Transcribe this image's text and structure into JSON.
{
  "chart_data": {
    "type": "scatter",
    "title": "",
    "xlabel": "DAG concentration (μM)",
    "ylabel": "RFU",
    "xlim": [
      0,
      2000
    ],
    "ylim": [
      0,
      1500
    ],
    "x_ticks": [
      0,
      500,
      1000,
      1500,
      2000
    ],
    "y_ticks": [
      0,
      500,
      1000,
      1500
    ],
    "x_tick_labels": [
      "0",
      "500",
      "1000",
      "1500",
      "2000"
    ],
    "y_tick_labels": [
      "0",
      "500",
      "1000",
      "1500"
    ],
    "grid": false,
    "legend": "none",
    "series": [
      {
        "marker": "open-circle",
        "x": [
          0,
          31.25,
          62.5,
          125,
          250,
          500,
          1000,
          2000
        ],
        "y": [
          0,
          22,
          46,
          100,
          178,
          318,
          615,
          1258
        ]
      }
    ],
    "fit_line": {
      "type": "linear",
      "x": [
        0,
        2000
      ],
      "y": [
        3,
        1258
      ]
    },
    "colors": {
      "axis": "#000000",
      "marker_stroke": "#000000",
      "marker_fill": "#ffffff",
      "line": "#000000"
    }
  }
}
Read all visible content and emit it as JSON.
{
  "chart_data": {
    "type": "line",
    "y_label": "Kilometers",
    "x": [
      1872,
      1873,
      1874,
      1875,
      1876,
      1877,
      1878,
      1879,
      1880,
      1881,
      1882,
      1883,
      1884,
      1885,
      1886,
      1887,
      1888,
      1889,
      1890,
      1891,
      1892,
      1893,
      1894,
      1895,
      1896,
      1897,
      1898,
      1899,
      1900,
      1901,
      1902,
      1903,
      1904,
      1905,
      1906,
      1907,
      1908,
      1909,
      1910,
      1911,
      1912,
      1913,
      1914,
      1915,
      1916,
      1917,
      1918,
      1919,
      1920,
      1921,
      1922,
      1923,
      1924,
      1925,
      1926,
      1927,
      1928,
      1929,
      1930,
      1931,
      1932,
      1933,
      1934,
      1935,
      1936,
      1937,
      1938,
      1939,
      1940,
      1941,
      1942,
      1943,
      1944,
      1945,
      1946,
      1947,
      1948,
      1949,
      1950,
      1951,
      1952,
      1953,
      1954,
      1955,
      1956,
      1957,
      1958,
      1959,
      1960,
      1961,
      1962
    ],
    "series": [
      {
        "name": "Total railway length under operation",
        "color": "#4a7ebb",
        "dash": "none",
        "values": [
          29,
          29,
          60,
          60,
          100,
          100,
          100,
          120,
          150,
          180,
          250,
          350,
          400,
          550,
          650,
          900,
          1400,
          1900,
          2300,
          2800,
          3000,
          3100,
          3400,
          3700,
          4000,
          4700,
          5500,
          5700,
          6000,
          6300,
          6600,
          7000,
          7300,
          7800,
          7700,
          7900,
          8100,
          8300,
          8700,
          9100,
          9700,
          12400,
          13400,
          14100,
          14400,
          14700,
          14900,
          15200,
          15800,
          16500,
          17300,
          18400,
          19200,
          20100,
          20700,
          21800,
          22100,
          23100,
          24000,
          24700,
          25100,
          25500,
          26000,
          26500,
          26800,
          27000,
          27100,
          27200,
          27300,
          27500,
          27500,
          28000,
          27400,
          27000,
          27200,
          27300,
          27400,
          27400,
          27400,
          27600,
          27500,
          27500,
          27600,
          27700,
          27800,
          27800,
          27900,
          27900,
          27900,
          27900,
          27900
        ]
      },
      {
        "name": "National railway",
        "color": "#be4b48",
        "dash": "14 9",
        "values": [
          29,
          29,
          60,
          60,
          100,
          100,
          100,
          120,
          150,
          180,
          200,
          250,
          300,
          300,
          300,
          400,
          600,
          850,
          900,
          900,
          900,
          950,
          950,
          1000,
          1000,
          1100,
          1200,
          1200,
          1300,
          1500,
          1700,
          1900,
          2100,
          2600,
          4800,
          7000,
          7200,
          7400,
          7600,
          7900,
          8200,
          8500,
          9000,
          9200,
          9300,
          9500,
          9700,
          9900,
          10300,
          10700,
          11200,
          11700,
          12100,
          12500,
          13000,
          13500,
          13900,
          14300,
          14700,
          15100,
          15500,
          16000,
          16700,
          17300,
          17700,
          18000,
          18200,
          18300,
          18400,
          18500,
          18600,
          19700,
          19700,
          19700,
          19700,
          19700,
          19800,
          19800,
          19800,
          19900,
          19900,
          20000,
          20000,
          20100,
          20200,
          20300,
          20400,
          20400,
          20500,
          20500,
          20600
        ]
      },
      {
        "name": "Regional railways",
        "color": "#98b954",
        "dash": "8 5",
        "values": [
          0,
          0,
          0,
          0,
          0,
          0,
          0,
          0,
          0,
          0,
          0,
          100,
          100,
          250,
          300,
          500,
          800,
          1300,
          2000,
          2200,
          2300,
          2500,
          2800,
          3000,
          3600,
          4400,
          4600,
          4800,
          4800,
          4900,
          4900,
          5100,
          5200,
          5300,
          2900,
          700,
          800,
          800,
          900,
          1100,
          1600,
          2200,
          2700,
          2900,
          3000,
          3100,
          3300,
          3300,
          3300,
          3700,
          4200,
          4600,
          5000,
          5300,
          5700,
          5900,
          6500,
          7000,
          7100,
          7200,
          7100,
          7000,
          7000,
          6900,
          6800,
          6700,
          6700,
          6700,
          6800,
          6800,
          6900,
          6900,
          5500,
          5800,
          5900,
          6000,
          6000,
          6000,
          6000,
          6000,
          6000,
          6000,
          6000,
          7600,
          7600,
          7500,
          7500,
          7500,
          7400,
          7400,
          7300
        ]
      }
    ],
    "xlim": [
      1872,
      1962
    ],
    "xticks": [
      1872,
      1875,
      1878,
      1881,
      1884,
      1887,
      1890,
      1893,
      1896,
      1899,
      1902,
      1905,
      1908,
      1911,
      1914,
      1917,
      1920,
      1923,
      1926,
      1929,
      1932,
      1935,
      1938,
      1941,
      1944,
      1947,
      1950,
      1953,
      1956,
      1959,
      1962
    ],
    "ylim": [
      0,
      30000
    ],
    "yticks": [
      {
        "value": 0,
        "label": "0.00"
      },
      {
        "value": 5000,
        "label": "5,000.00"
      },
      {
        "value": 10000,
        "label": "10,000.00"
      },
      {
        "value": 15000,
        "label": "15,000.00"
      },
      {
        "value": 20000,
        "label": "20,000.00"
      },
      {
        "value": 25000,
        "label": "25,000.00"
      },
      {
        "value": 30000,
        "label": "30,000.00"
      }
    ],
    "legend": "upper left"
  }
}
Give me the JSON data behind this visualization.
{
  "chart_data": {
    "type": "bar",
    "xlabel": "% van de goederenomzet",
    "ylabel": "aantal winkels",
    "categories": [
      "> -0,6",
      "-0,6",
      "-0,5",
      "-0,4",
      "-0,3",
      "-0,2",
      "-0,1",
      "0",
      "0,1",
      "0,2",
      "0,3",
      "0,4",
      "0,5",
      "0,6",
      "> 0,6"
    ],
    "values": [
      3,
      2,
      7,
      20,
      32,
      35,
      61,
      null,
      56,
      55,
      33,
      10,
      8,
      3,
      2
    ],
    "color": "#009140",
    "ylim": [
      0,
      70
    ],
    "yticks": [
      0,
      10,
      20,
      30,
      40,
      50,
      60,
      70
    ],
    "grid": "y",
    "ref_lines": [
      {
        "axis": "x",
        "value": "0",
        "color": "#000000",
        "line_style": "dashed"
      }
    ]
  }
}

▸ **DESCRIPTION OF THE TASK**
Produce a verbatim transcription of the entries above.

▸ **FINISHED TASK**
Transcribe this image's text and structure into JSON.
{
  "chart_data": {
    "type": "scatter",
    "title": "",
    "xlabel": "DAG concentration (μM)",
    "ylabel": "RFU",
    "xlim": [
      0,
      2000
    ],
    "ylim": [
      0,
      1500
    ],
    "x_ticks": [
      0,
      500,
      1000,
      1500,
      2000
    ],
    "y_ticks": [
      0,
      500,
      1000,
      1500
    ],
    "x_tick_labels": [
      "0",
      "500",
      "1000",
      "1500",
      "2000"
    ],
    "y_tick_labels": [
      "0",
      "500",
      "1000",
      "1500"
    ],
    "grid": false,
    "legend": "none",
    "series": [
      {
        "marker": "open-circle",
        "x": [
          0,
          31.25,
          62.5,
          125,
          250,
          500,
          1000,
          2000
        ],
        "y": [
          0,
          22,
          46,
          100,
          178,
          318,
          615,
          1258
        ]
      }
    ],
    "fit_line": {
      "type": "linear",
      "x": [
        0,
        2000
      ],
      "y": [
        3,
        1258
      ]
    },
    "colors": {
      "axis": "#000000",
      "marker_stroke": "#000000",
      "marker_fill": "#ffffff",
      "line": "#000000"
    }
  }
}
Read all visible content and emit it as JSON.
{
  "chart_data": {
    "type": "line",
    "y_label": "Kilometers",
    "x": [
      1872,
      1873,
      1874,
      1875,
      1876,
      1877,
      1878,
      1879,
      1880,
      1881,
      1882,
      1883,
      1884,
      1885,
      1886,
      1887,
      1888,
      1889,
      1890,
      1891,
      1892,
      1893,
      1894,
      1895,
      1896,
      1897,
      1898,
      1899,
      1900,
      1901,
      1902,
      1903,
      1904,
      1905,
      1906,
      1907,
      1908,
      1909,
      1910,
      1911,
      1912,
      1913,
      1914,
      1915,
      1916,
      1917,
      1918,
      1919,
      1920,
      1921,
      1922,
      1923,
      1924,
      1925,
      1926,
      1927,
      1928,
      1929,
      1930,
      1931,
      1932,
      1933,
      1934,
      1935,
      1936,
      1937,
      1938,
      1939,
      1940,
      1941,
      1942,
      1943,
      1944,
      1945,
      1946,
      1947,
      1948,
      1949,
      1950,
      1951,
      1952,
      1953,
      1954,
      1955,
      1956,
      1957,
      1958,
      1959,
      1960,
      1961,
      1962
    ],
    "series": [
      {
        "name": "Total railway length under operation",
        "color": "#4a7ebb",
        "dash": "none",
        "values": [
          29,
          29,
          60,
          60,
          100,
          100,
          100,
          120,
          150,
          180,
          250,
          350,
          400,
          550,
          650,
          900,
          1400,
          1900,
          2300,
          2800,
          3000,
          3100,
          3400,
          3700,
          4000,
          4700,
          5500,
          5700,
          6000,
          6300,
          6600,
          7000,
          7300,
          7800,
          7700,
          7900,
          8100,
          8300,
          8700,
          9100,
          9700,
          12400,
          13400,
          14100,
          14400,
          14700,
          14900,
          15200,
          15800,
          16500,
          17300,
          18400,
          19200,
          20100,
          20700,
          21800,
          22100,
          23100,
          24000,
          24700,
          25100,
          25500,
          26000,
          26500,
          26800,
          27000,
          27100,
          27200,
          27300,
          27500,
          27500,
          28000,
          27400,
          27000,
          27200,
          27300,
          27400,
          27400,
          27400,
          27600,
          27500,
          27500,
          27600,
          27700,
          27800,
          27800,
          27900,
          27900,
          27900,
          27900,
          27900
        ]
      },
      {
        "name": "National railway",
        "color": "#be4b48",
        "dash": "14 9",
        "values": [
          29,
          29,
          60,
          60,
          100,
          100,
          100,
          120,
          150,
          180,
          200,
          250,
          300,
          300,
          300,
          400,
          600,
          850,
          900,
          900,
          900,
          950,
          950,
          1000,
          1000,
          1100,
          1200,
          1200,
          1300,
          1500,
          1700,
          1900,
          2100,
          2600,
          4800,
          7000,
          7200,
          7400,
          7600,
          7900,
          8200,
          8500,
          9000,
          9200,
          9300,
          9500,
          9700,
          9900,
          10300,
          10700,
          11200,
          11700,
          12100,
          12500,
          13000,
          13500,
          13900,
          14300,
          14700,
          15100,
          15500,
          16000,
          16700,
          17300,
          17700,
          18000,
          18200,
          18300,
          18400,
          18500,
          18600,
          19700,
          19700,
          19700,
          19700,
          19700,
          19800,
          19800,
          19800,
          19900,
          19900,
          20000,
          20000,
          20100,
          20200,
          20300,
          20400,
          20400,
          20500,
          20500,
          20600
        ]
      },
      {
        "name": "Regional railways",
        "color": "#98b954",
        "dash": "8 5",
        "values": [
          0,
          0,
          0,
          0,
          0,
          0,
          0,
          0,
          0,
          0,
          0,
          100,
          100,
          250,
          300,
          500,
          800,
          1300,
          2000,
          2200,
          2300,
          2500,
          2800,
          3000,
          3600,
          4400,
          4600,
          4800,
          4800,
          4900,
          4900,
          5100,
          5200,
          5300,
          2900,
          700,
          800,
          800,
          900,
          1100,
          1600,
          2200,
          2700,
          2900,
          3000,
          3100,
          3300,
          3300,
          3300,
          3700,
          4200,
          4600,
          5000,
          5300,
          5700,
          5900,
          6500,
          7000,
          7100,
          7200,
          7100,
          7000,
          7000,
          6900,
          6800,
          6700,
          6700,
          6700,
          6800,
          6800,
          6900,
          6900,
          5500,
          5800,
          5900,
          6000,
          6000,
          6000,
          6000,
          6000,
          6000,
          6000,
          6000,
          7600,
          7600,
          7500,
          7500,
          7500,
          7400,
          7400,
          7300
        ]
      }
    ],
    "xlim": [
      1872,
      1962
    ],
    "xticks": [
      1872,
      1875,
      1878,
      1881,
      1884,
      1887,
      1890,
      1893,
      1896,
      1899,
      1902,
      1905,
      1908,
      1911,
      1914,
      1917,
      1920,
      1923,
      1926,
      1929,
      1932,
      1935,
      1938,
      1941,
      1944,
      1947,
      1950,
      1953,
      1956,
      1959,
      1962
    ],
    "ylim": [
      0,
      30000
    ],
    "yticks": [
      {
        "value": 0,
        "label": "0.00"
      },
      {
        "value": 5000,
        "label": "5,000.00"
      },
      {
        "value": 10000,
        "label": "10,000.00"
      },
      {
        "value": 15000,
        "label": "15,000.00"
      },
      {
        "value": 20000,
        "label": "20,000.00"
      },
      {
        "value": 25000,
        "label": "25,000.00"
      },
      {
        "value": 30000,
        "label": "30,000.00"
      }
    ],
    "legend": "upper left"
  }
}
Give me the JSON data behind this visualization.
{
  "chart_data": {
    "type": "bar",
    "xlabel": "% van de goederenomzet",
    "ylabel": "aantal winkels",
    "categories": [
      "> -0,6",
      "-0,6",
      "-0,5",
      "-0,4",
      "-0,3",
      "-0,2",
      "-0,1",
      "0",
      "0,1",
      "0,2",
      "0,3",
      "0,4",
      "0,5",
      "0,6",
      "> 0,6"
    ],
    "values": [
      3,
      2,
      7,
      20,
      32,
      35,
      61,
      null,
      56,
      55,
      33,
      10,
      8,
      3,
      2
    ],
    "color": "#009140",
    "ylim": [
      0,
      70
    ],
    "yticks": [
      0,
      10,
      20,
      30,
      40,
      50,
      60,
      70
    ],
    "grid": "y",
    "ref_lines": [
      {
        "axis": "x",
        "value": "0",
        "color": "#000000",
        "line_style": "dashed"
      }
    ]
  }
}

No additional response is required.